• WORK INSTRUCTIONS: Each entry below is to be printed verbatim.

• SUPPLIED DATA:
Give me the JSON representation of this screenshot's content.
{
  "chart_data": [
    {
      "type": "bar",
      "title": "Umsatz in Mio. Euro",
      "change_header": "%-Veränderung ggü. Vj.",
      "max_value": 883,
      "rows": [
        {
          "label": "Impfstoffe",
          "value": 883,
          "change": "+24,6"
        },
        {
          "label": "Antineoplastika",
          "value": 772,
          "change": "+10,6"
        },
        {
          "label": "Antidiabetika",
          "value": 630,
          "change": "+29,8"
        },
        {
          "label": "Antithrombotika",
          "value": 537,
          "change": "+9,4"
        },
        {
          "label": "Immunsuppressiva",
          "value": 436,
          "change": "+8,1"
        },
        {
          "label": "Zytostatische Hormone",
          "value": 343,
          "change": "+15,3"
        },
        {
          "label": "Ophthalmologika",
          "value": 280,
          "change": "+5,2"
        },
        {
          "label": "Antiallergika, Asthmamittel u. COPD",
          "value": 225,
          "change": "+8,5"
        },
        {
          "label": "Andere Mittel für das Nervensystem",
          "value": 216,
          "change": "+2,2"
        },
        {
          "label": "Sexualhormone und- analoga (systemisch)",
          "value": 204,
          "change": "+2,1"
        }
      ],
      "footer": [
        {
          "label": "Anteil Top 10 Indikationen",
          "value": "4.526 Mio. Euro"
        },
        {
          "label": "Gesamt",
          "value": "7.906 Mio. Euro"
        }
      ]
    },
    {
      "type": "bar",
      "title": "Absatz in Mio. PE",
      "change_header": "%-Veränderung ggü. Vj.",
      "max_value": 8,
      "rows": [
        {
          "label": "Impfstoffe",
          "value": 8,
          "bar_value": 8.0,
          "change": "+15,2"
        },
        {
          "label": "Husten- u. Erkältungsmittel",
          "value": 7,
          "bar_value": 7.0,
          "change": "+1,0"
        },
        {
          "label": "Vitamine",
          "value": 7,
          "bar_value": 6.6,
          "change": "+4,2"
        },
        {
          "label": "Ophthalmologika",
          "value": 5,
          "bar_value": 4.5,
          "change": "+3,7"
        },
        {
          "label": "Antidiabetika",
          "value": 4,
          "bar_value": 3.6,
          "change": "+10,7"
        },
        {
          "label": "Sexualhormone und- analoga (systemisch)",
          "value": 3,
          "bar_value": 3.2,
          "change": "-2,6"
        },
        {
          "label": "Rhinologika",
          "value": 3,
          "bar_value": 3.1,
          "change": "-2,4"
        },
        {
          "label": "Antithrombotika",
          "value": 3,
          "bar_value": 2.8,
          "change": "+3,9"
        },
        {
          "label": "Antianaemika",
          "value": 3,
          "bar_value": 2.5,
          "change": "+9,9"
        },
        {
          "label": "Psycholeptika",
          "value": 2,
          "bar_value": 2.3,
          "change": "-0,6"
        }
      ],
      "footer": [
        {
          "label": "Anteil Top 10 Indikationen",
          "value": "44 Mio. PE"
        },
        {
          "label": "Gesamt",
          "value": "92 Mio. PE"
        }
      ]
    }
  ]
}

• RESULT FOR THIS EXERCISE:
Give me the JSON representation of this screenshot's content.
{
  "chart_data": [
    {
      "type": "bar",
      "title": "Umsatz in Mio. Euro",
      "change_header": "%-Veränderung ggü. Vj.",
      "max_value": 883,
      "rows": [
        {
          "label": "Impfstoffe",
          "value": 883,
          "change": "+24,6"
        },
        {
          "label": "Antineoplastika",
          "value": 772,
          "change": "+10,6"
        },
        {
          "label": "Antidiabetika",
          "value": 630,
          "change": "+29,8"
        },
        {
          "label": "Antithrombotika",
          "value": 537,
          "change": "+9,4"
        },
        {
          "label": "Immunsuppressiva",
          "value": 436,
          "change": "+8,1"
        },
        {
          "label": "Zytostatische Hormone",
          "value": 343,
          "change": "+15,3"
        },
        {
          "label": "Ophthalmologika",
          "value": 280,
          "change": "+5,2"
        },
        {
          "label": "Antiallergika, Asthmamittel u. COPD",
          "value": 225,
          "change": "+8,5"
        },
        {
          "label": "Andere Mittel für das Nervensystem",
          "value": 216,
          "change": "+2,2"
        },
        {
          "label": "Sexualhormone und- analoga (systemisch)",
          "value": 204,
          "change": "+2,1"
        }
      ],
      "footer": [
        {
          "label": "Anteil Top 10 Indikationen",
          "value": "4.526 Mio. Euro"
        },
        {
          "label": "Gesamt",
          "value": "7.906 Mio. Euro"
        }
      ]
    },
    {
      "type": "bar",
      "title": "Absatz in Mio. PE",
      "change_header": "%-Veränderung ggü. Vj.",
      "max_value": 8,
      "rows": [
        {
          "label": "Impfstoffe",
          "value": 8,
          "bar_value": 8.0,
          "change": "+15,2"
        },
        {
          "label": "Husten- u. Erkältungsmittel",
          "value": 7,
          "bar_value": 7.0,
          "change": "+1,0"
        },
        {
          "label": "Vitamine",
          "value": 7,
          "bar_value": 6.6,
          "change": "+4,2"
        },
        {
          "label": "Ophthalmologika",
          "value": 5,
          "bar_value": 4.5,
          "change": "+3,7"
        },
        {
          "label": "Antidiabetika",
          "value": 4,
          "bar_value": 3.6,
          "change": "+10,7"
        },
        {
          "label": "Sexualhormone und- analoga (systemisch)",
          "value": 3,
          "bar_value": 3.2,
          "change": "-2,6"
        },
        {
          "label": "Rhinologika",
          "value": 3,
          "bar_value": 3.1,
          "change": "-2,4"
        },
        {
          "label": "Antithrombotika",
          "value": 3,
          "bar_value": 2.8,
          "change": "+3,9"
        },
        {
          "label": "Antianaemika",
          "value": 3,
          "bar_value": 2.5,
          "change": "+9,9"
        },
        {
          "label": "Psycholeptika",
          "value": 2,
          "bar_value": 2.3,
          "change": "-0,6"
        }
      ],
      "footer": [
        {
          "label": "Anteil Top 10 Indikationen",
          "value": "44 Mio. PE"
        },
        {
          "label": "Gesamt",
          "value": "92 Mio. PE"
        }
      ]
    }
  ]
}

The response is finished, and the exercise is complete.